Objective =>
Convert the data below into a JSON list of strings with one string per line, skipping blank lines and leaving out the pictures.

Data supplied =>
..........

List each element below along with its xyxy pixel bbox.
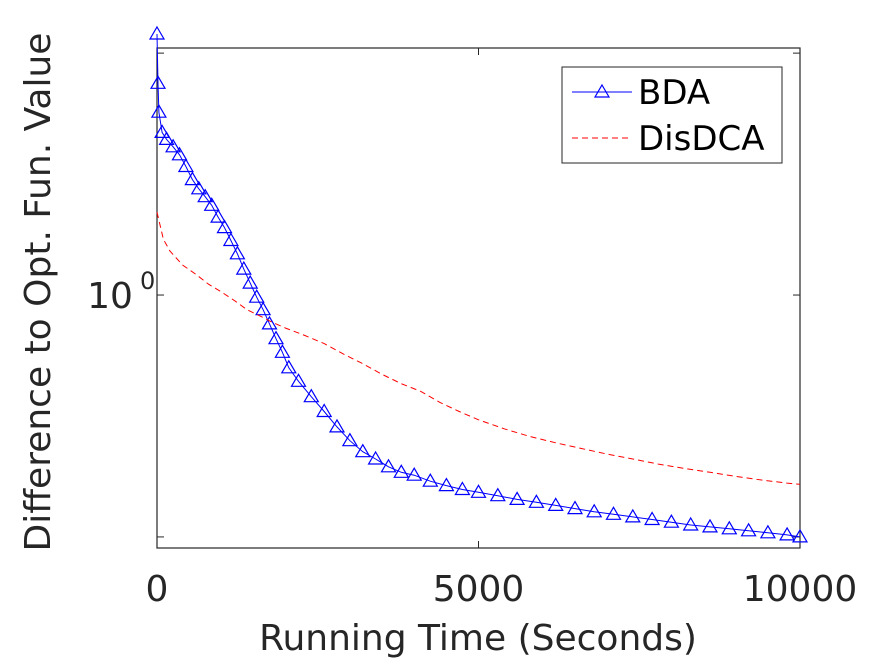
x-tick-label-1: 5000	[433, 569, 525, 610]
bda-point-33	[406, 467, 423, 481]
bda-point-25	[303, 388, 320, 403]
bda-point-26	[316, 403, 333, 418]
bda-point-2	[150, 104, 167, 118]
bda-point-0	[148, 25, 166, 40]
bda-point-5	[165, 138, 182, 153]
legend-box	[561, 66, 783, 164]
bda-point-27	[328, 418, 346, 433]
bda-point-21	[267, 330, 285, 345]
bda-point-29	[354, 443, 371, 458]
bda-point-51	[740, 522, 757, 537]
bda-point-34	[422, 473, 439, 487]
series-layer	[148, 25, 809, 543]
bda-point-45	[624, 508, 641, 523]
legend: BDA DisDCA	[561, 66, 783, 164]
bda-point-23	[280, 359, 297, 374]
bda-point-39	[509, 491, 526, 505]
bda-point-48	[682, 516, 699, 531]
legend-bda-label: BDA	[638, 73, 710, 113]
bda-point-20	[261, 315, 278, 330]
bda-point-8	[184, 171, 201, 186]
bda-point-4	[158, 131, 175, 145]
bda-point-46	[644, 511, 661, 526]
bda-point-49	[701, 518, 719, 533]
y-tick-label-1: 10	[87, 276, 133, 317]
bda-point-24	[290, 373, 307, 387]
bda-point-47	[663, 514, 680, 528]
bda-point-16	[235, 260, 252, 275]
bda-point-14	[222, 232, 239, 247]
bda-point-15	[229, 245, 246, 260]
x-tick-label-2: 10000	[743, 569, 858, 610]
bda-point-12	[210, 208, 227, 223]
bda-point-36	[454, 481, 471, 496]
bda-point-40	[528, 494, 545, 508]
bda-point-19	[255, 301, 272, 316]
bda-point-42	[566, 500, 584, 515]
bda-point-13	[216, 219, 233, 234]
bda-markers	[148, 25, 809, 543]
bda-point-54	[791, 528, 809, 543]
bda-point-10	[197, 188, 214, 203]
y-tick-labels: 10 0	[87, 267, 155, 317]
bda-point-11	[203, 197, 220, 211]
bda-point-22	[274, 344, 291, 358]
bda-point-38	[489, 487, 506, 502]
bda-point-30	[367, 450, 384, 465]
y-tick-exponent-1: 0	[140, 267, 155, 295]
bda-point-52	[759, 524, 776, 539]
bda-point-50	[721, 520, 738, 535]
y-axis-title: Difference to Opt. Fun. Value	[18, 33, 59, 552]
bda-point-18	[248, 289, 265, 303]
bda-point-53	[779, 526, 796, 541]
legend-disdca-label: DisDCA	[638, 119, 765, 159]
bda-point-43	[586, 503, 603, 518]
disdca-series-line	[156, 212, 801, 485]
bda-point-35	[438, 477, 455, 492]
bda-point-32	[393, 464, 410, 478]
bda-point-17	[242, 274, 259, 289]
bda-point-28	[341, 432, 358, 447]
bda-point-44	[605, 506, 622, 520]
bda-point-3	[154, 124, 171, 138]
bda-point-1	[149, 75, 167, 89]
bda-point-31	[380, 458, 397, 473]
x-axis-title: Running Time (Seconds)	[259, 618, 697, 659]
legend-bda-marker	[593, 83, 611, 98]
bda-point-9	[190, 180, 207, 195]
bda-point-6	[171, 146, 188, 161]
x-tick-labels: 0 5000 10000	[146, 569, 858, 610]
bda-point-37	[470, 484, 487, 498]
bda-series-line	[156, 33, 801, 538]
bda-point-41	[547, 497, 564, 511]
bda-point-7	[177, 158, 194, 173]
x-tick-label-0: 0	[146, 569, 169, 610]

..........

Answer to this exercise =>
[
  "List each element below along with its xyxy pixel bbox.",
  "x-tick-label-1: 5000\t[433, 569, 525, 610]",
  "bda-point-33\t[406, 467, 423, 481]",
  "bda-point-25\t[303, 388, 320, 403]",
  "bda-point-26\t[316, 403, 333, 418]",
  "bda-point-2\t[150, 104, 167, 118]",
  "bda-point-0\t[148, 25, 166, 40]",
  "bda-point-5\t[165, 138, 182, 153]",
  "legend-box\t[561, 66, 783, 164]",
  "bda-point-27\t[328, 418, 346, 433]",
  "bda-point-21\t[267, 330, 285, 345]",
  "bda-point-29\t[354, 443, 371, 458]",
  "bda-point-51\t[740, 522, 757, 537]",
  "bda-point-34\t[422, 473, 439, 487]",
  "series-layer\t[148, 25, 809, 543]",
  "bda-point-45\t[624, 508, 641, 523]",
  "legend: BDA DisDCA\t[561, 66, 783, 164]",
  "bda-point-23\t[280, 359, 297, 374]",
  "bda-point-39\t[509, 491, 526, 505]",
  "bda-point-48\t[682, 516, 699, 531]",
  "legend-bda-label: BDA\t[638, 73, 710, 113]",
  "bda-point-20\t[261, 315, 278, 330]",
  "bda-point-8\t[184, 171, 201, 186]",
  "bda-point-4\t[158, 131, 175, 145]",
  "bda-point-46\t[644, 511, 661, 526]",
  "bda-point-49\t[701, 518, 719, 533]",
  "y-tick-label-1: 10\t[87, 276, 133, 317]",
  "bda-point-24\t[290, 373, 307, 387]",
  "bda-point-47\t[663, 514, 680, 528]",
  "bda-point-16\t[235, 260, 252, 275]",
  "bda-point-14\t[222, 232, 239, 247]",
  "bda-point-15\t[229, 245, 246, 260]",
  "x-tick-label-2: 10000\t[743, 569, 858, 610]",
  "bda-point-12\t[210, 208, 227, 223]",
  "bda-point-36\t[454, 481, 471, 496]",
  "bda-point-40\t[528, 494, 545, 508]",
  "bda-point-19\t[255, 301, 272, 316]",
  "bda-point-42\t[566, 500, 584, 515]",
  "bda-point-13\t[216, 219, 233, 234]",
  "bda-markers\t[148, 25, 809, 543]",
  "bda-point-54\t[791, 528, 809, 543]",
  "bda-point-10\t[197, 188, 214, 203]",
  "y-tick-labels: 10 0\t[87, 267, 155, 317]",
  "bda-point-11\t[203, 197, 220, 211]",
  "bda-point-22\t[274, 344, 291, 358]",
  "bda-point-38\t[489, 487, 506, 502]",
  "bda-point-30\t[367, 450, 384, 465]",
  "y-tick-exponent-1: 0\t[140, 267, 155, 295]",
  "bda-point-52\t[759, 524, 776, 539]",
  "bda-point-50\t[721, 520, 738, 535]",
  "y-axis-title: Difference to Opt. Fun. Value\t[18, 33, 59, 552]",
  "bda-point-18\t[248, 289, 265, 303]",
  "bda-point-53\t[779, 526, 796, 541]",
  "legend-disdca-label: DisDCA\t[638, 119, 765, 159]",
  "bda-point-43\t[586, 503, 603, 518]",
  "disdca-series-line\t[156, 212, 801, 485]",
  "bda-point-35\t[438, 477, 455, 492]",
  "bda-point-32\t[393, 464, 410, 478]",
  "bda-point-17\t[242, 274, 259, 289]",
  "bda-point-28\t[341, 432, 358, 447]",
  "bda-point-44\t[605, 506, 622, 520]",
  "bda-point-3\t[154, 124, 171, 138]",
  "bda-point-1\t[149, 75, 167, 89]",
  "bda-point-31\t[380, 458, 397, 473]",
  "x-axis-title: Running Time (Seconds)\t[259, 618, 697, 659]",
  "legend-bda-marker\t[593, 83, 611, 98]",
  "bda-point-9\t[190, 180, 207, 195]",
  "bda-point-6\t[171, 146, 188, 161]",
  "x-tick-labels: 0 5000 10000\t[146, 569, 858, 610]",
  "bda-point-37\t[470, 484, 487, 498]",
  "bda-series-line\t[156, 33, 801, 538]",
  "bda-point-41\t[547, 497, 564, 511]",
  "bda-point-7\t[177, 158, 194, 173]",
  "x-tick-label-0: 0\t[146, 569, 169, 610]"
]